Entries with figure data:
--------------------
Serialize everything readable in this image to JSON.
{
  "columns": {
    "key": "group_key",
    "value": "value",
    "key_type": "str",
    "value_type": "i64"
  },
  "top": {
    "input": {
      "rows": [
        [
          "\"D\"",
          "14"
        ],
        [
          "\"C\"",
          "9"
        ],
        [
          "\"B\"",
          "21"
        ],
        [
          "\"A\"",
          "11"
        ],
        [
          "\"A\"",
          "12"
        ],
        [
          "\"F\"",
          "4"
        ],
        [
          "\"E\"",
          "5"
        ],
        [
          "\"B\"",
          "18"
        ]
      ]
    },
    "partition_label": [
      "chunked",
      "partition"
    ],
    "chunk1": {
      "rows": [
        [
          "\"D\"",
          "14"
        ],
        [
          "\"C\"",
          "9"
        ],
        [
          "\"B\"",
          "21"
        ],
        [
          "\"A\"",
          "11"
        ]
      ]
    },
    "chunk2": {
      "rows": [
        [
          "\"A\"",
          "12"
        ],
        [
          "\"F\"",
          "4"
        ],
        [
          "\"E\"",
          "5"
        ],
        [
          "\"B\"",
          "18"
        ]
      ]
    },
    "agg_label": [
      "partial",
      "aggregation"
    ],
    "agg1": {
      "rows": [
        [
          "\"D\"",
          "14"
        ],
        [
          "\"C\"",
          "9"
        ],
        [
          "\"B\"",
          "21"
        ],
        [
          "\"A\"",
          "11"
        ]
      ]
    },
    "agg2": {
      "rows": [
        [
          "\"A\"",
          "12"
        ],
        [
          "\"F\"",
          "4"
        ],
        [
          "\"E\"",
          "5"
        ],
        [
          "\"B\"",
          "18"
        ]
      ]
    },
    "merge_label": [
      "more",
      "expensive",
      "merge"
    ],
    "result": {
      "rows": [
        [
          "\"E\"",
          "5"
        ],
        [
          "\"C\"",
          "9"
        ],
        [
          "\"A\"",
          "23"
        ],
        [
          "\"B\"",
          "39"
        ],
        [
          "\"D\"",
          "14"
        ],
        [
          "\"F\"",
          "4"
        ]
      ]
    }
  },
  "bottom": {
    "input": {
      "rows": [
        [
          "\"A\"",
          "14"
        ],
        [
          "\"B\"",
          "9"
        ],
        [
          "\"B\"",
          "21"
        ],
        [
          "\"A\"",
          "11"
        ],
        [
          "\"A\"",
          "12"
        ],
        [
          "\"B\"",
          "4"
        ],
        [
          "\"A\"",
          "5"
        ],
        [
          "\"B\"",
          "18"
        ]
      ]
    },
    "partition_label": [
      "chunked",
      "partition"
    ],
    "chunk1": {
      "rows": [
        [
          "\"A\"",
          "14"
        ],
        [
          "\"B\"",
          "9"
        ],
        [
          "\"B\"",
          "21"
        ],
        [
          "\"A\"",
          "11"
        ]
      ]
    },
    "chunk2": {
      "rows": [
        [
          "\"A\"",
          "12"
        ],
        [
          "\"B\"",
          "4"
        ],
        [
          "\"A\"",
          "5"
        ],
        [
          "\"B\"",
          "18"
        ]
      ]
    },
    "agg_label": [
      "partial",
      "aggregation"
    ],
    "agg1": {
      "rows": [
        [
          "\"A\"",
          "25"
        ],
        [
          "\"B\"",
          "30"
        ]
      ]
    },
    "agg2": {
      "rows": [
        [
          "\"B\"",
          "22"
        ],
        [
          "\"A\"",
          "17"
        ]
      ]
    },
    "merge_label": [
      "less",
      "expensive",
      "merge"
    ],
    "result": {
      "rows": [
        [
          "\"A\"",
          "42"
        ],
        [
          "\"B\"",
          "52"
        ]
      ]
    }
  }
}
--------------------
▶ **To do**:
All of the entries must be written out exactly as they stand.

▶ **The result**:
Serialize everything readable in this image to JSON.
{
  "columns": {
    "key": "group_key",
    "value": "value",
    "key_type": "str",
    "value_type": "i64"
  },
  "top": {
    "input": {
      "rows": [
        [
          "\"D\"",
          "14"
        ],
        [
          "\"C\"",
          "9"
        ],
        [
          "\"B\"",
          "21"
        ],
        [
          "\"A\"",
          "11"
        ],
        [
          "\"A\"",
          "12"
        ],
        [
          "\"F\"",
          "4"
        ],
        [
          "\"E\"",
          "5"
        ],
        [
          "\"B\"",
          "18"
        ]
      ]
    },
    "partition_label": [
      "chunked",
      "partition"
    ],
    "chunk1": {
      "rows": [
        [
          "\"D\"",
          "14"
        ],
        [
          "\"C\"",
          "9"
        ],
        [
          "\"B\"",
          "21"
        ],
        [
          "\"A\"",
          "11"
        ]
      ]
    },
    "chunk2": {
      "rows": [
        [
          "\"A\"",
          "12"
        ],
        [
          "\"F\"",
          "4"
        ],
        [
          "\"E\"",
          "5"
        ],
        [
          "\"B\"",
          "18"
        ]
      ]
    },
    "agg_label": [
      "partial",
      "aggregation"
    ],
    "agg1": {
      "rows": [
        [
          "\"D\"",
          "14"
        ],
        [
          "\"C\"",
          "9"
        ],
        [
          "\"B\"",
          "21"
        ],
        [
          "\"A\"",
          "11"
        ]
      ]
    },
    "agg2": {
      "rows": [
        [
          "\"A\"",
          "12"
        ],
        [
          "\"F\"",
          "4"
        ],
        [
          "\"E\"",
          "5"
        ],
        [
          "\"B\"",
          "18"
        ]
      ]
    },
    "merge_label": [
      "more",
      "expensive",
      "merge"
    ],
    "result": {
      "rows": [
        [
          "\"E\"",
          "5"
        ],
        [
          "\"C\"",
          "9"
        ],
        [
          "\"A\"",
          "23"
        ],
        [
          "\"B\"",
          "39"
        ],
        [
          "\"D\"",
          "14"
        ],
        [
          "\"F\"",
          "4"
        ]
      ]
    }
  },
  "bottom": {
    "input": {
      "rows": [
        [
          "\"A\"",
          "14"
        ],
        [
          "\"B\"",
          "9"
        ],
        [
          "\"B\"",
          "21"
        ],
        [
          "\"A\"",
          "11"
        ],
        [
          "\"A\"",
          "12"
        ],
        [
          "\"B\"",
          "4"
        ],
        [
          "\"A\"",
          "5"
        ],
        [
          "\"B\"",
          "18"
        ]
      ]
    },
    "partition_label": [
      "chunked",
      "partition"
    ],
    "chunk1": {
      "rows": [
        [
          "\"A\"",
          "14"
        ],
        [
          "\"B\"",
          "9"
        ],
        [
          "\"B\"",
          "21"
        ],
        [
          "\"A\"",
          "11"
        ]
      ]
    },
    "chunk2": {
      "rows": [
        [
          "\"A\"",
          "12"
        ],
        [
          "\"B\"",
          "4"
        ],
        [
          "\"A\"",
          "5"
        ],
        [
          "\"B\"",
          "18"
        ]
      ]
    },
    "agg_label": [
      "partial",
      "aggregation"
    ],
    "agg1": {
      "rows": [
        [
          "\"A\"",
          "25"
        ],
        [
          "\"B\"",
          "30"
        ]
      ]
    },
    "agg2": {
      "rows": [
        [
          "\"B\"",
          "22"
        ],
        [
          "\"A\"",
          "17"
        ]
      ]
    },
    "merge_label": [
      "less",
      "expensive",
      "merge"
    ],
    "result": {
      "rows": [
        [
          "\"A\"",
          "42"
        ],
        [
          "\"B\"",
          "52"
        ]
      ]
    }
  }
}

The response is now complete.